BACAAN
####################

Al-Qur’an mensugesti kaum muslimin untuk menggunakan akalnya guna merenungkan secara mendalam akhir kehidupan manusia yang berorientasi dunia. Ketika berorientasi dunia, maka hidupnya akan berhasil dan berujung pada hidup mewah dan bermegah-megahan. Kemewahan hidup inilah yang membuatnya merasa cukup. Mereka tanpa perlu lagi norma lain untuk mengatur dirinya. Dengan kekayaannya, mereka tenggelam dalam kemaksiatan. Di saat kemaksiatan tersebar secara terbuka, dan lalai terhadap peringatan rasul itu, maka Allah mengirim adzab dari langit untuk mengakhiri hidup para pendosa. Ramadhan merupakan momentum yang tepat untuk merenungkan dan mengasah kepekaan sosial, sehingga bisa merenungkan kembali tujuan hidup dengan mendekatkan diri kepada Allah dan menjauhkan diri dari berbagai kemaksiatan di dunia.

####################

DATA YANG DIBERIKAN

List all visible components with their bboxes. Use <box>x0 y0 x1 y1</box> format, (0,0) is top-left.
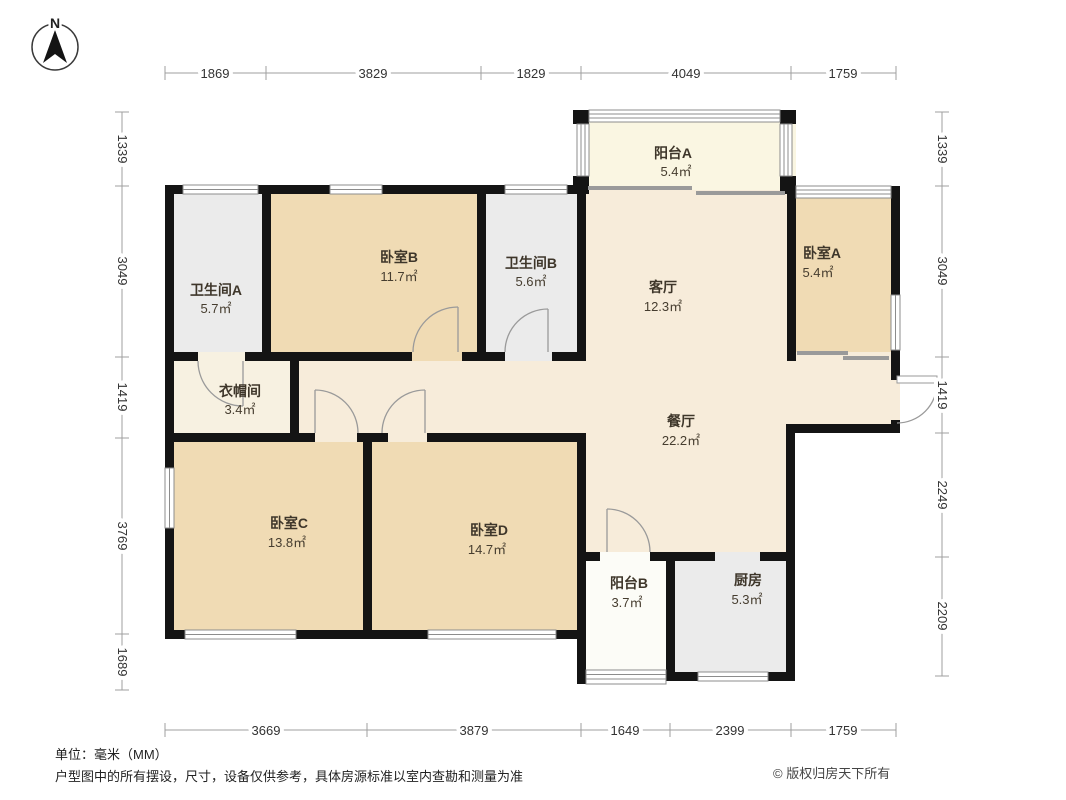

####################

SOAL LATIHAN
• 1. Menurut bacaan, apa yang dikirim Allah ketika kemaksiatan tersebar secara terbuka dan peringatan rasul dilalaikan?
• 2. Bacaan menggambarkan rangkaian keadaan yang dialami orang yang hidupnya berorientasi dunia sebelum kemaksiatan tersebar secara terbuka. Sebutkan semua keadaan itu secara berurutan.
• 3. Salin kata demi kata bagian bacaan mulai dari "Al-Qur’an mensugesti kaum" sampai dengan "kemaksiatan di dunia.".

KUNCI JAWABAN
• 1. Adzab dari langit untuk mengakhiri hidup para pendosa.

• 2.
1. Hidupnya berhasil.
2. Hidup mewah dan bermegah-megahan.
3. Merasa cukup.
4. Tidak perlu lagi norma lain untuk mengatur dirinya.
5. Tenggelam dalam kemaksiatan dengan kekayaannya.

• 3.
Al-Qur’an mensugesti kaum muslimin untuk menggunakan akalnya guna merenungkan secara mendalam akhir kehidupan manusia yang berorientasi dunia. Ketika berorientasi dunia, maka hidupnya akan berhasil dan berujung pada hidup mewah dan bermegah-megahan. Kemewahan hidup inilah yang membuatnya merasa cukup. Mereka tanpa perlu lagi norma lain untuk mengatur dirinya. Dengan kekayaannya, mereka tenggelam dalam kemaksiatan. Di saat kemaksiatan tersebar secara terbuka, dan lalai terhadap peringatan rasul itu, maka Allah mengirim adzab dari langit untuk mengakhiri hidup para pendosa. Ramadhan merupakan momentum yang tepat untuk merenungkan dan mengasah kepekaan sosial, sehingga bisa merenungkan kembali tujuan hidup dengan mendekatkan diri kepada Allah dan menjauhkan diri dari berbagai kemaksiatan di dunia.